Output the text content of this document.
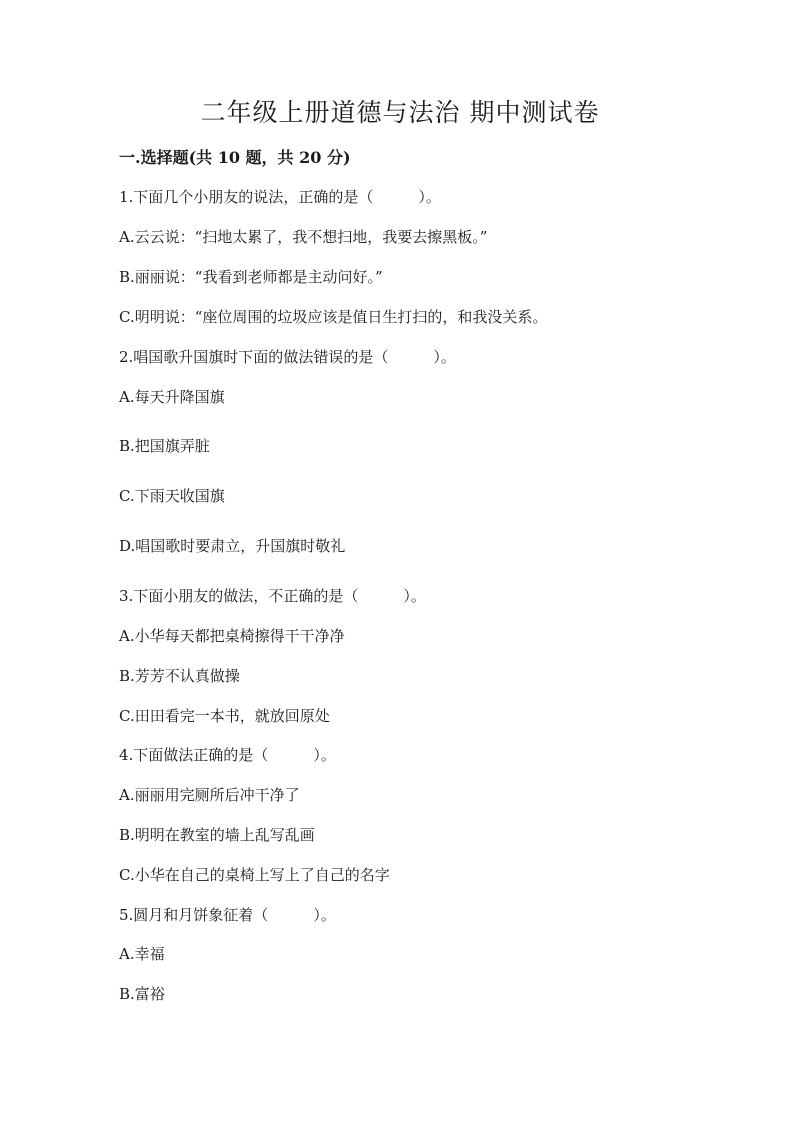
二年级上册道德与法治 期中测试卷
一.选择题(共 10 题，共 20 分)
1.下面几个小朋友的说法，正确的是（　　　）。
A.云云说：“扫地太累了，我不想扫地，我要去擦黑板。”
B.丽丽说：“我看到老师都是主动问好。”
C.明明说：“座位周围的垃圾应该是值日生打扫的，和我没关系。
2.唱国歌升国旗时下面的做法错误的是（　　　）。
A.每天升降国旗
B.把国旗弄脏
C.下雨天收国旗
D.唱国歌时要肃立，升国旗时敬礼
3.下面小朋友的做法，不正确的是（　　　）。
A.小华每天都把桌椅擦得干干净净
B.芳芳不认真做操
C.田田看完一本书，就放回原处
4.下面做法正确的是（　　　）。
A.丽丽用完厕所后冲干净了
B.明明在教室的墙上乱写乱画
C.小华在自己的桌椅上写上了自己的名字
5.圆月和月饼象征着（　　　）。
A.幸福
B.富裕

Work required:
Omit each picture, then return all of the listing exactly as it stands.

Solution to this exercise:
Output the text content of this document.
二年级上册道德与法治 期中测试卷
一.选择题(共 10 题，共 20 分)
1.下面几个小朋友的说法，正确的是（　　　）。
A.云云说：“扫地太累了，我不想扫地，我要去擦黑板。”
B.丽丽说：“我看到老师都是主动问好。”
C.明明说：“座位周围的垃圾应该是值日生打扫的，和我没关系。
2.唱国歌升国旗时下面的做法错误的是（　　　）。
A.每天升降国旗
B.把国旗弄脏
C.下雨天收国旗
D.唱国歌时要肃立，升国旗时敬礼
3.下面小朋友的做法，不正确的是（　　　）。
A.小华每天都把桌椅擦得干干净净
B.芳芳不认真做操
C.田田看完一本书，就放回原处
4.下面做法正确的是（　　　）。
A.丽丽用完厕所后冲干净了
B.明明在教室的墙上乱写乱画
C.小华在自己的桌椅上写上了自己的名字
5.圆月和月饼象征着（　　　）。
A.幸福
B.富裕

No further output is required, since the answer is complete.